# start of Exercise materials

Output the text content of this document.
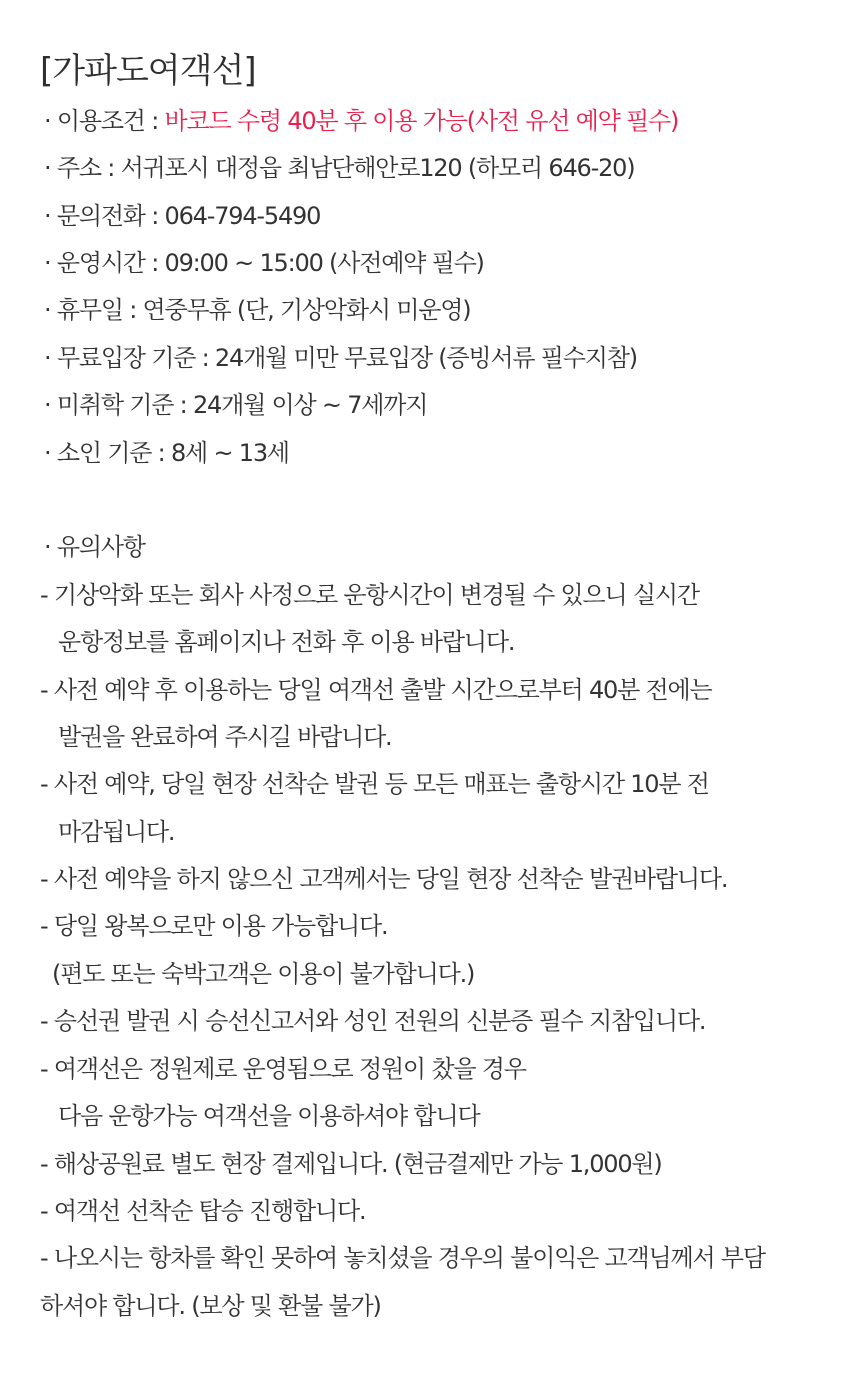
[가파도여객선]
· 이용조건 : 바코드 수령 40분 후 이용 가능(사전 유선 예약 필수)
· 주소 : 서귀포시 대정읍 최남단해안로120 (하모리 646-20)
· 문의전화 : 064-794-5490
· 운영시간 : 09:00 ~ 15:00 (사전예약 필수)
· 휴무일 : 연중무휴 (단, 기상악화시 미운영)
· 무료입장 기준 : 24개월 미만 무료입장 (증빙서류 필수지참)
· 미취학 기준 : 24개월 이상 ~ 7세까지
· 소인 기준 : 8세 ~ 13세
· 유의사항
- 기상악화 또는 회사 사정으로 운항시간이 변경될 수 있으니 실시간
운항정보를 홈페이지나 전화 후 이용 바랍니다.
- 사전 예약 후 이용하는 당일 여객선 출발 시간으로부터 40분 전에는
발권을 완료하여 주시길 바랍니다.
- 사전 예약, 당일 현장 선착순 발권 등 모든 매표는 출항시간 10분 전
마감됩니다.
- 사전 예약을 하지 않으신 고객께서는 당일 현장 선착순 발권바랍니다.
- 당일 왕복으로만 이용 가능합니다.
(편도 또는 숙박고객은 이용이 불가합니다.)
- 승선권 발권 시 승선신고서와 성인 전원의 신분증 필수 지참입니다.
- 여객선은 정원제로 운영됨으로 정원이 찼을 경우
다음 운항가능 여객선을 이용하셔야 합니다
- 해상공원료 별도 현장 결제입니다. (현금결제만 가능 1,000원)
- 여객선 선착순 탑승 진행합니다.
- 나오시는 항차를 확인 못하여 놓치셨을 경우의 불이익은 고객님께서 부담
하셔야 합니다. (보상 및 환불 불가)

# end of Exercise materials

What you will do | Quote the preceding records in their entirety, excluding every picture.

Output below |
Output the text content of this document.
[가파도여객선]
· 이용조건 : 바코드 수령 40분 후 이용 가능(사전 유선 예약 필수)
· 주소 : 서귀포시 대정읍 최남단해안로120 (하모리 646-20)
· 문의전화 : 064-794-5490
· 운영시간 : 09:00 ~ 15:00 (사전예약 필수)
· 휴무일 : 연중무휴 (단, 기상악화시 미운영)
· 무료입장 기준 : 24개월 미만 무료입장 (증빙서류 필수지참)
· 미취학 기준 : 24개월 이상 ~ 7세까지
· 소인 기준 : 8세 ~ 13세
· 유의사항
- 기상악화 또는 회사 사정으로 운항시간이 변경될 수 있으니 실시간
운항정보를 홈페이지나 전화 후 이용 바랍니다.
- 사전 예약 후 이용하는 당일 여객선 출발 시간으로부터 40분 전에는
발권을 완료하여 주시길 바랍니다.
- 사전 예약, 당일 현장 선착순 발권 등 모든 매표는 출항시간 10분 전
마감됩니다.
- 사전 예약을 하지 않으신 고객께서는 당일 현장 선착순 발권바랍니다.
- 당일 왕복으로만 이용 가능합니다.
(편도 또는 숙박고객은 이용이 불가합니다.)
- 승선권 발권 시 승선신고서와 성인 전원의 신분증 필수 지참입니다.
- 여객선은 정원제로 운영됨으로 정원이 찼을 경우
다음 운항가능 여객선을 이용하셔야 합니다
- 해상공원료 별도 현장 결제입니다. (현금결제만 가능 1,000원)
- 여객선 선착순 탑승 진행합니다.
- 나오시는 항차를 확인 못하여 놓치셨을 경우의 불이익은 고객님께서 부담
하셔야 합니다. (보상 및 환불 불가)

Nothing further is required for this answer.